* **Prompt**:
Output the material below unchanged, apart from leaving out the pictures.

--- start Exercise materials ---

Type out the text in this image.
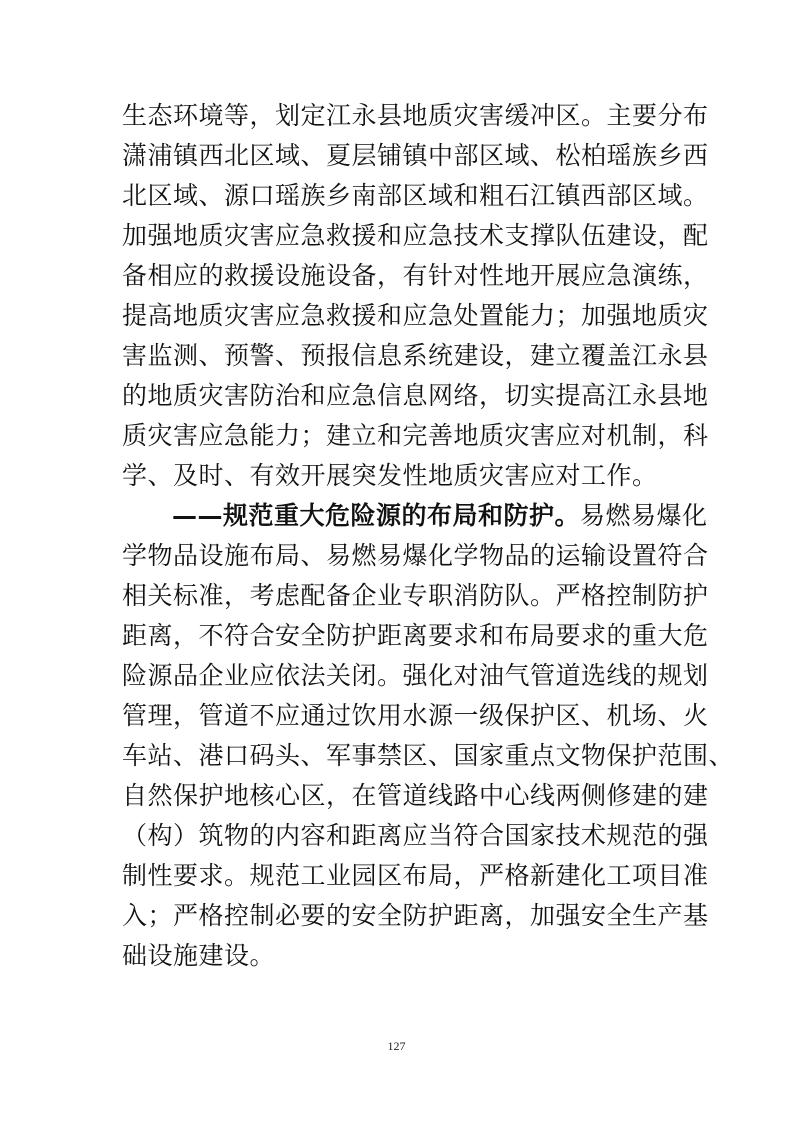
生态环境等，划定江永县地质灾害缓冲区。主要分布
潇浦镇西北区域、夏层铺镇中部区域、松柏瑶族乡西
北区域、源口瑶族乡南部区域和粗石江镇西部区域。
加强地质灾害应急救援和应急技术支撑队伍建设，配
备相应的救援设施设备，有针对性地开展应急演练，
提高地质灾害应急救援和应急处置能力；加强地质灾
害监测、预警、预报信息系统建设，建立覆盖江永县
的地质灾害防治和应急信息网络，切实提高江永县地
质灾害应急能力；建立和完善地质灾害应对机制，科
学、及时、有效开展突发性地质灾害应对工作。
——规范重大危险源的布局和防护。易燃易爆化
学物品设施布局、易燃易爆化学物品的运输设置符合
相关标准，考虑配备企业专职消防队。严格控制防护
距离，不符合安全防护距离要求和布局要求的重大危
险源品企业应依法关闭。强化对油气管道选线的规划
管理，管道不应通过饮用水源一级保护区、机场、火
车站、港口码头、军事禁区、国家重点文物保护范围、
自然保护地核心区，在管道线路中心线两侧修建的建
（构）筑物的内容和距离应当符合国家技术规范的强
制性要求。规范工业园区布局，严格新建化工项目准
入；严格控制必要的安全防护距离，加强安全生产基
础设施建设。
127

--- end Exercise materials ---

* **Finished exercise**:
Type out the text in this image.
生态环境等，划定江永县地质灾害缓冲区。主要分布
潇浦镇西北区域、夏层铺镇中部区域、松柏瑶族乡西
北区域、源口瑶族乡南部区域和粗石江镇西部区域。
加强地质灾害应急救援和应急技术支撑队伍建设，配
备相应的救援设施设备，有针对性地开展应急演练，
提高地质灾害应急救援和应急处置能力；加强地质灾
害监测、预警、预报信息系统建设，建立覆盖江永县
的地质灾害防治和应急信息网络，切实提高江永县地
质灾害应急能力；建立和完善地质灾害应对机制，科
学、及时、有效开展突发性地质灾害应对工作。
——规范重大危险源的布局和防护。易燃易爆化
学物品设施布局、易燃易爆化学物品的运输设置符合
相关标准，考虑配备企业专职消防队。严格控制防护
距离，不符合安全防护距离要求和布局要求的重大危
险源品企业应依法关闭。强化对油气管道选线的规划
管理，管道不应通过饮用水源一级保护区、机场、火
车站、港口码头、军事禁区、国家重点文物保护范围、
自然保护地核心区，在管道线路中心线两侧修建的建
（构）筑物的内容和距离应当符合国家技术规范的强
制性要求。规范工业园区布局，严格新建化工项目准
入；严格控制必要的安全防护距离，加强安全生产基
础设施建设。
127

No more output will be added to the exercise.